**BRIEF**
Repeat the whole of the data, keeping every detail the same.

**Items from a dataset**
>> begin

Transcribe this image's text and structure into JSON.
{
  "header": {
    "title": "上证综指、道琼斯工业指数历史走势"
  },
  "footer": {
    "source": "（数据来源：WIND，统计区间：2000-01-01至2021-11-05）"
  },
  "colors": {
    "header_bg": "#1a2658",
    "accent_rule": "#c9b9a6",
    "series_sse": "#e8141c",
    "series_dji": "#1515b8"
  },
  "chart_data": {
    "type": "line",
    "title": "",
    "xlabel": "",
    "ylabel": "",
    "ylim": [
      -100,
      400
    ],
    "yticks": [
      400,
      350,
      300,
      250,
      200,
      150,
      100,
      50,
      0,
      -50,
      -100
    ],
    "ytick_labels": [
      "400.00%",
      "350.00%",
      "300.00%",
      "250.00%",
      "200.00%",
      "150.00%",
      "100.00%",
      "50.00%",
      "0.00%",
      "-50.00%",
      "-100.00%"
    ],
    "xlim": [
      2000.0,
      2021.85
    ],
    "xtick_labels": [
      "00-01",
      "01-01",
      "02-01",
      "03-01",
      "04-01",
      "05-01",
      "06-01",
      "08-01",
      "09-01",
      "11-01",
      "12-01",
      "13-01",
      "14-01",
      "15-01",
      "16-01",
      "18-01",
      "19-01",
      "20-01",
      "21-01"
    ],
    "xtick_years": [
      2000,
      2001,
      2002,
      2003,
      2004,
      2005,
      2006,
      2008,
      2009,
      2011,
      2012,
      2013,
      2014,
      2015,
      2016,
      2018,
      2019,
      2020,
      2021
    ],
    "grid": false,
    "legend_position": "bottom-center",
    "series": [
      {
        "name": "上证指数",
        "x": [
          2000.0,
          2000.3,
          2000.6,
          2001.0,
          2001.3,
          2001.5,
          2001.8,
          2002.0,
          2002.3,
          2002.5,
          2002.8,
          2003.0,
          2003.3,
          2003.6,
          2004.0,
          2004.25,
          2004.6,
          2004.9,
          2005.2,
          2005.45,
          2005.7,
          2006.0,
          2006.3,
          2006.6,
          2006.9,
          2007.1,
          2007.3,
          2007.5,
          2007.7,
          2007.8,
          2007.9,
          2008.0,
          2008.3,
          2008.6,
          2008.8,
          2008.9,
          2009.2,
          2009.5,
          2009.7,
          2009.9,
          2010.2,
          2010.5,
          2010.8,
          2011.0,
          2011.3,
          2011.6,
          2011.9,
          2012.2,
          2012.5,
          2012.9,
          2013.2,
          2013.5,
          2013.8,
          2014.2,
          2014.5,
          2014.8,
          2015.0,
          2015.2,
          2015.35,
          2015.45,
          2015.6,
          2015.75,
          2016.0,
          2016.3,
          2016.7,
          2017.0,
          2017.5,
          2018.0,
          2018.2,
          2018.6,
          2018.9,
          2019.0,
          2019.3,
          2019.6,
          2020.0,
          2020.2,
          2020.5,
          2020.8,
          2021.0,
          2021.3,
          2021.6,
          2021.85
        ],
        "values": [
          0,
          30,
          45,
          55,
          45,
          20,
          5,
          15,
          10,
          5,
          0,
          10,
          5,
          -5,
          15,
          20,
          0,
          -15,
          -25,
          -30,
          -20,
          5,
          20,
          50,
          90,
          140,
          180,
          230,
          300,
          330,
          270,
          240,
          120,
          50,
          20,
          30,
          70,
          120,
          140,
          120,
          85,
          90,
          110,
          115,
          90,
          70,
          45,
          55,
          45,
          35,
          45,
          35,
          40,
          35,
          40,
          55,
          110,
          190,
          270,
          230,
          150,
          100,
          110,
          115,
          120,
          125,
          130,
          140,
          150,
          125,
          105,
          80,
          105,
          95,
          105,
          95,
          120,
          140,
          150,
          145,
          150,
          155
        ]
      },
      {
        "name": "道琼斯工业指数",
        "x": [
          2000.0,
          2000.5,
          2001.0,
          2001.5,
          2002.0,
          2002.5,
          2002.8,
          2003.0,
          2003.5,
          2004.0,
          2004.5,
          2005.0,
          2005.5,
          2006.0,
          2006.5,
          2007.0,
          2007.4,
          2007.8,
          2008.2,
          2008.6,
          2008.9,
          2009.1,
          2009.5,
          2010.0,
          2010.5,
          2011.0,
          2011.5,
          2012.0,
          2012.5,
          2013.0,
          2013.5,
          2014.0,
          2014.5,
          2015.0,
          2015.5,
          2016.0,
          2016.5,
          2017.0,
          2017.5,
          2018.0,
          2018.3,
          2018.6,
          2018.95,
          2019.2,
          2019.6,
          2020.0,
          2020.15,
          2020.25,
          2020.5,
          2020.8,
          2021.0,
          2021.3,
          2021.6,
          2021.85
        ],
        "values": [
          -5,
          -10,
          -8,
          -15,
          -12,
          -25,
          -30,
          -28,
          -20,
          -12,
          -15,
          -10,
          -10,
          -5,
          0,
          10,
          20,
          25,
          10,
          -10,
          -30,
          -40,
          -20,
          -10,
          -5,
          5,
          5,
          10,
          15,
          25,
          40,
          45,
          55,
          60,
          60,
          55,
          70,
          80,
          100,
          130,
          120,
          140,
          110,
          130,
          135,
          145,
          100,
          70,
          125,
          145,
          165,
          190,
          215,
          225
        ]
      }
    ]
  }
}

>> end

**WRITTEN RESPONSE**
Transcribe this image's text and structure into JSON.
{
  "header": {
    "title": "上证综指、道琼斯工业指数历史走势"
  },
  "footer": {
    "source": "（数据来源：WIND，统计区间：2000-01-01至2021-11-05）"
  },
  "colors": {
    "header_bg": "#1a2658",
    "accent_rule": "#c9b9a6",
    "series_sse": "#e8141c",
    "series_dji": "#1515b8"
  },
  "chart_data": {
    "type": "line",
    "title": "",
    "xlabel": "",
    "ylabel": "",
    "ylim": [
      -100,
      400
    ],
    "yticks": [
      400,
      350,
      300,
      250,
      200,
      150,
      100,
      50,
      0,
      -50,
      -100
    ],
    "ytick_labels": [
      "400.00%",
      "350.00%",
      "300.00%",
      "250.00%",
      "200.00%",
      "150.00%",
      "100.00%",
      "50.00%",
      "0.00%",
      "-50.00%",
      "-100.00%"
    ],
    "xlim": [
      2000.0,
      2021.85
    ],
    "xtick_labels": [
      "00-01",
      "01-01",
      "02-01",
      "03-01",
      "04-01",
      "05-01",
      "06-01",
      "08-01",
      "09-01",
      "11-01",
      "12-01",
      "13-01",
      "14-01",
      "15-01",
      "16-01",
      "18-01",
      "19-01",
      "20-01",
      "21-01"
    ],
    "xtick_years": [
      2000,
      2001,
      2002,
      2003,
      2004,
      2005,
      2006,
      2008,
      2009,
      2011,
      2012,
      2013,
      2014,
      2015,
      2016,
      2018,
      2019,
      2020,
      2021
    ],
    "grid": false,
    "legend_position": "bottom-center",
    "series": [
      {
        "name": "上证指数",
        "x": [
          2000.0,
          2000.3,
          2000.6,
          2001.0,
          2001.3,
          2001.5,
          2001.8,
          2002.0,
          2002.3,
          2002.5,
          2002.8,
          2003.0,
          2003.3,
          2003.6,
          2004.0,
          2004.25,
          2004.6,
          2004.9,
          2005.2,
          2005.45,
          2005.7,
          2006.0,
          2006.3,
          2006.6,
          2006.9,
          2007.1,
          2007.3,
          2007.5,
          2007.7,
          2007.8,
          2007.9,
          2008.0,
          2008.3,
          2008.6,
          2008.8,
          2008.9,
          2009.2,
          2009.5,
          2009.7,
          2009.9,
          2010.2,
          2010.5,
          2010.8,
          2011.0,
          2011.3,
          2011.6,
          2011.9,
          2012.2,
          2012.5,
          2012.9,
          2013.2,
          2013.5,
          2013.8,
          2014.2,
          2014.5,
          2014.8,
          2015.0,
          2015.2,
          2015.35,
          2015.45,
          2015.6,
          2015.75,
          2016.0,
          2016.3,
          2016.7,
          2017.0,
          2017.5,
          2018.0,
          2018.2,
          2018.6,
          2018.9,
          2019.0,
          2019.3,
          2019.6,
          2020.0,
          2020.2,
          2020.5,
          2020.8,
          2021.0,
          2021.3,
          2021.6,
          2021.85
        ],
        "values": [
          0,
          30,
          45,
          55,
          45,
          20,
          5,
          15,
          10,
          5,
          0,
          10,
          5,
          -5,
          15,
          20,
          0,
          -15,
          -25,
          -30,
          -20,
          5,
          20,
          50,
          90,
          140,
          180,
          230,
          300,
          330,
          270,
          240,
          120,
          50,
          20,
          30,
          70,
          120,
          140,
          120,
          85,
          90,
          110,
          115,
          90,
          70,
          45,
          55,
          45,
          35,
          45,
          35,
          40,
          35,
          40,
          55,
          110,
          190,
          270,
          230,
          150,
          100,
          110,
          115,
          120,
          125,
          130,
          140,
          150,
          125,
          105,
          80,
          105,
          95,
          105,
          95,
          120,
          140,
          150,
          145,
          150,
          155
        ]
      },
      {
        "name": "道琼斯工业指数",
        "x": [
          2000.0,
          2000.5,
          2001.0,
          2001.5,
          2002.0,
          2002.5,
          2002.8,
          2003.0,
          2003.5,
          2004.0,
          2004.5,
          2005.0,
          2005.5,
          2006.0,
          2006.5,
          2007.0,
          2007.4,
          2007.8,
          2008.2,
          2008.6,
          2008.9,
          2009.1,
          2009.5,
          2010.0,
          2010.5,
          2011.0,
          2011.5,
          2012.0,
          2012.5,
          2013.0,
          2013.5,
          2014.0,
          2014.5,
          2015.0,
          2015.5,
          2016.0,
          2016.5,
          2017.0,
          2017.5,
          2018.0,
          2018.3,
          2018.6,
          2018.95,
          2019.2,
          2019.6,
          2020.0,
          2020.15,
          2020.25,
          2020.5,
          2020.8,
          2021.0,
          2021.3,
          2021.6,
          2021.85
        ],
        "values": [
          -5,
          -10,
          -8,
          -15,
          -12,
          -25,
          -30,
          -28,
          -20,
          -12,
          -15,
          -10,
          -10,
          -5,
          0,
          10,
          20,
          25,
          10,
          -10,
          -30,
          -40,
          -20,
          -10,
          -5,
          5,
          5,
          10,
          15,
          25,
          40,
          45,
          55,
          60,
          60,
          55,
          70,
          80,
          100,
          130,
          120,
          140,
          110,
          130,
          135,
          145,
          100,
          70,
          125,
          145,
          165,
          190,
          215,
          225
        ]
      }
    ]
  }
}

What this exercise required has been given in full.